Transcribe the listing below word for word.

::::::::::

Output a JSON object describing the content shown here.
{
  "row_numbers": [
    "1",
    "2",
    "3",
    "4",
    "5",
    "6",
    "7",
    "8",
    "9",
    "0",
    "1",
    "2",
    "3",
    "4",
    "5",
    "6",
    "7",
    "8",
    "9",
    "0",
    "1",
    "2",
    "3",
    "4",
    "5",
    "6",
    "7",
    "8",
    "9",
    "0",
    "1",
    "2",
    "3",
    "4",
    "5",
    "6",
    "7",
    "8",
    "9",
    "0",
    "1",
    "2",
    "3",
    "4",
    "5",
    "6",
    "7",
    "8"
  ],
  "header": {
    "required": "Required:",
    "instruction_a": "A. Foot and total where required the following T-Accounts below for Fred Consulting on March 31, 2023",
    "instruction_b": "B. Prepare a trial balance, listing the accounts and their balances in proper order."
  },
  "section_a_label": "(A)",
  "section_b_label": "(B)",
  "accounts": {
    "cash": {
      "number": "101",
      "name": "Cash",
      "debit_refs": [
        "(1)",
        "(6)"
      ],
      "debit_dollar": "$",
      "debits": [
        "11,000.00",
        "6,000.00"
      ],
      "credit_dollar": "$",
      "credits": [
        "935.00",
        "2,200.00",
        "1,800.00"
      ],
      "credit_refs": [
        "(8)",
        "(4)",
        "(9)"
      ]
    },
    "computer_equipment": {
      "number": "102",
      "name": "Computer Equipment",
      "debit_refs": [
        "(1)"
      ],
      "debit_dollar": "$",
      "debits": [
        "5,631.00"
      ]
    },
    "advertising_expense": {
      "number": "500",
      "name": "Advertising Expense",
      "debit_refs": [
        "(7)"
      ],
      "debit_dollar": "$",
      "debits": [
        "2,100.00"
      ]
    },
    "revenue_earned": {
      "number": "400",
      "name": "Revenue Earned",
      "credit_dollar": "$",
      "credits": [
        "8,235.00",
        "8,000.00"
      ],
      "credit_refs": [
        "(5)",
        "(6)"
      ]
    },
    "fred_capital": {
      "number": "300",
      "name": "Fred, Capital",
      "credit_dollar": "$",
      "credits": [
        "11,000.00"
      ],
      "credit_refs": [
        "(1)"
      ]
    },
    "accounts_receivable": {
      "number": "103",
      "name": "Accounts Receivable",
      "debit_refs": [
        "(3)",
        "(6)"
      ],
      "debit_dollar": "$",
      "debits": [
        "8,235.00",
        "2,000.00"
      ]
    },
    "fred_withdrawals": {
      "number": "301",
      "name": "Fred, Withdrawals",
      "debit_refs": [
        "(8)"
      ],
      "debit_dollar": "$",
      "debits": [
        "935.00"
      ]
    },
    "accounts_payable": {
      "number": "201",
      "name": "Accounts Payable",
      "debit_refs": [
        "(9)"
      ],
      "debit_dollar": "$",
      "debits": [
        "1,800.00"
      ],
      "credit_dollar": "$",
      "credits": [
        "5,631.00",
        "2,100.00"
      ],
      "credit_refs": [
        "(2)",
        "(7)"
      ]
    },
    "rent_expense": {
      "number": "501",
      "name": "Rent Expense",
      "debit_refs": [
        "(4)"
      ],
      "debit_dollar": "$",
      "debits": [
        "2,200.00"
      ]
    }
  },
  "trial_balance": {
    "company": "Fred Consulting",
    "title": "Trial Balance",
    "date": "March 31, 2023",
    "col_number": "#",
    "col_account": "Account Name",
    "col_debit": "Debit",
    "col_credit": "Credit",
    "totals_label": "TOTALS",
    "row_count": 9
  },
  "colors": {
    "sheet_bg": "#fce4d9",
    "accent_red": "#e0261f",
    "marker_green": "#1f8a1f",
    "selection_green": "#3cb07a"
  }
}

::::::::::

### Final answer
Output a JSON object describing the content shown here.
{
  "row_numbers": [
    "1",
    "2",
    "3",
    "4",
    "5",
    "6",
    "7",
    "8",
    "9",
    "0",
    "1",
    "2",
    "3",
    "4",
    "5",
    "6",
    "7",
    "8",
    "9",
    "0",
    "1",
    "2",
    "3",
    "4",
    "5",
    "6",
    "7",
    "8",
    "9",
    "0",
    "1",
    "2",
    "3",
    "4",
    "5",
    "6",
    "7",
    "8",
    "9",
    "0",
    "1",
    "2",
    "3",
    "4",
    "5",
    "6",
    "7",
    "8"
  ],
  "header": {
    "required": "Required:",
    "instruction_a": "A. Foot and total where required the following T-Accounts below for Fred Consulting on March 31, 2023",
    "instruction_b": "B. Prepare a trial balance, listing the accounts and their balances in proper order."
  },
  "section_a_label": "(A)",
  "section_b_label": "(B)",
  "accounts": {
    "cash": {
      "number": "101",
      "name": "Cash",
      "debit_refs": [
        "(1)",
        "(6)"
      ],
      "debit_dollar": "$",
      "debits": [
        "11,000.00",
        "6,000.00"
      ],
      "credit_dollar": "$",
      "credits": [
        "935.00",
        "2,200.00",
        "1,800.00"
      ],
      "credit_refs": [
        "(8)",
        "(4)",
        "(9)"
      ]
    },
    "computer_equipment": {
      "number": "102",
      "name": "Computer Equipment",
      "debit_refs": [
        "(1)"
      ],
      "debit_dollar": "$",
      "debits": [
        "5,631.00"
      ]
    },
    "advertising_expense": {
      "number": "500",
      "name": "Advertising Expense",
      "debit_refs": [
        "(7)"
      ],
      "debit_dollar": "$",
      "debits": [
        "2,100.00"
      ]
    },
    "revenue_earned": {
      "number": "400",
      "name": "Revenue Earned",
      "credit_dollar": "$",
      "credits": [
        "8,235.00",
        "8,000.00"
      ],
      "credit_refs": [
        "(5)",
        "(6)"
      ]
    },
    "fred_capital": {
      "number": "300",
      "name": "Fred, Capital",
      "credit_dollar": "$",
      "credits": [
        "11,000.00"
      ],
      "credit_refs": [
        "(1)"
      ]
    },
    "accounts_receivable": {
      "number": "103",
      "name": "Accounts Receivable",
      "debit_refs": [
        "(3)",
        "(6)"
      ],
      "debit_dollar": "$",
      "debits": [
        "8,235.00",
        "2,000.00"
      ]
    },
    "fred_withdrawals": {
      "number": "301",
      "name": "Fred, Withdrawals",
      "debit_refs": [
        "(8)"
      ],
      "debit_dollar": "$",
      "debits": [
        "935.00"
      ]
    },
    "accounts_payable": {
      "number": "201",
      "name": "Accounts Payable",
      "debit_refs": [
        "(9)"
      ],
      "debit_dollar": "$",
      "debits": [
        "1,800.00"
      ],
      "credit_dollar": "$",
      "credits": [
        "5,631.00",
        "2,100.00"
      ],
      "credit_refs": [
        "(2)",
        "(7)"
      ]
    },
    "rent_expense": {
      "number": "501",
      "name": "Rent Expense",
      "debit_refs": [
        "(4)"
      ],
      "debit_dollar": "$",
      "debits": [
        "2,200.00"
      ]
    }
  },
  "trial_balance": {
    "company": "Fred Consulting",
    "title": "Trial Balance",
    "date": "March 31, 2023",
    "col_number": "#",
    "col_account": "Account Name",
    "col_debit": "Debit",
    "col_credit": "Credit",
    "totals_label": "TOTALS",
    "row_count": 9
  },
  "colors": {
    "sheet_bg": "#fce4d9",
    "accent_red": "#e0261f",
    "marker_green": "#1f8a1f",
    "selection_green": "#3cb07a"
  }
}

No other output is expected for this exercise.